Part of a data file
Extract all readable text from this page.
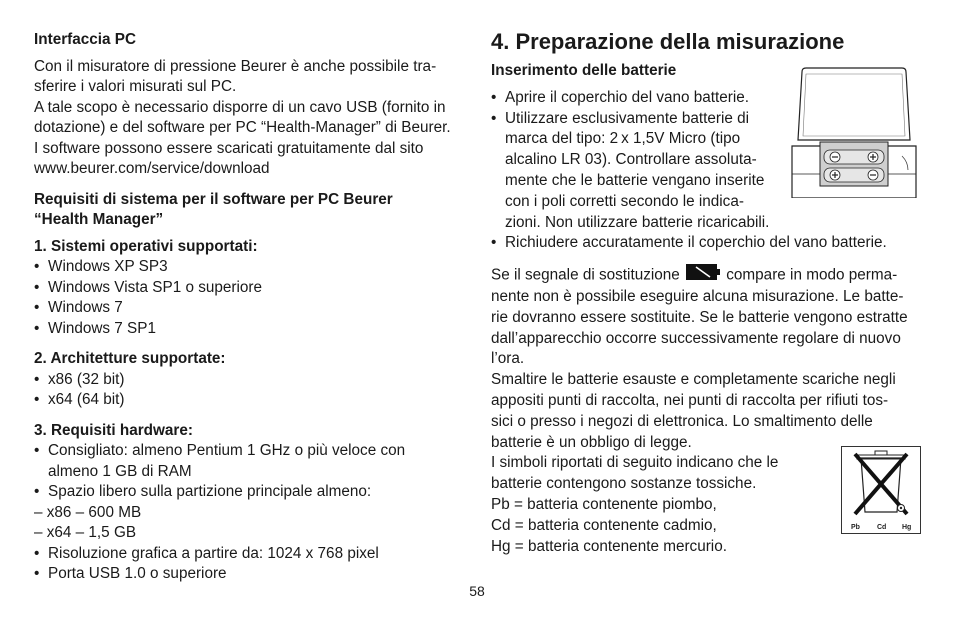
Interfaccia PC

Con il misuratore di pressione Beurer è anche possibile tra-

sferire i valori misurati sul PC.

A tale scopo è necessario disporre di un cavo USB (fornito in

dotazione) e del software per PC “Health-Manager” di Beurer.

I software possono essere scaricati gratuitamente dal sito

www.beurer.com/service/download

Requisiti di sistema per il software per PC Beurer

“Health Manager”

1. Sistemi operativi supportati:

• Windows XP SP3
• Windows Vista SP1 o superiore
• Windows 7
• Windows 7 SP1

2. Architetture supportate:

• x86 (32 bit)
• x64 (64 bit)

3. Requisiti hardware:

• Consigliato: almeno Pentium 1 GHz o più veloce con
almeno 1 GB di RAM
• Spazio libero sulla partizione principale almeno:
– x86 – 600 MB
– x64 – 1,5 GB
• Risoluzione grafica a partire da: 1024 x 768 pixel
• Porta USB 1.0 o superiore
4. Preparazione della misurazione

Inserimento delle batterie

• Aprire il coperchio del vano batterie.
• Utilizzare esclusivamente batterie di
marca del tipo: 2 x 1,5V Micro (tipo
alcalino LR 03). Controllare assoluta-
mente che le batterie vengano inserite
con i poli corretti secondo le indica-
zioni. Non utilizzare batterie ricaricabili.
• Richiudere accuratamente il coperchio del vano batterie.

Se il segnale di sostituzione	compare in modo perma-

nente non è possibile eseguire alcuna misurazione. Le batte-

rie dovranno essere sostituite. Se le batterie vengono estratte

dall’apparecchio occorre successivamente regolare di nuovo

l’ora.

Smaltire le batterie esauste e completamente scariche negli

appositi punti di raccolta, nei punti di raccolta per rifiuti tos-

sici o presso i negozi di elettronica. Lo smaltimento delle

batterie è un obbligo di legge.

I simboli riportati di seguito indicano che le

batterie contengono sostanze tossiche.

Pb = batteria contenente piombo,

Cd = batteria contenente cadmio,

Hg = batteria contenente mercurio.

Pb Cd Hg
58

* **GIVEN TASK**: What is the number of lines in this listing that contain the word "software"? Answer with that number and nothing else.

* **EXERCISE ANSWER**: 3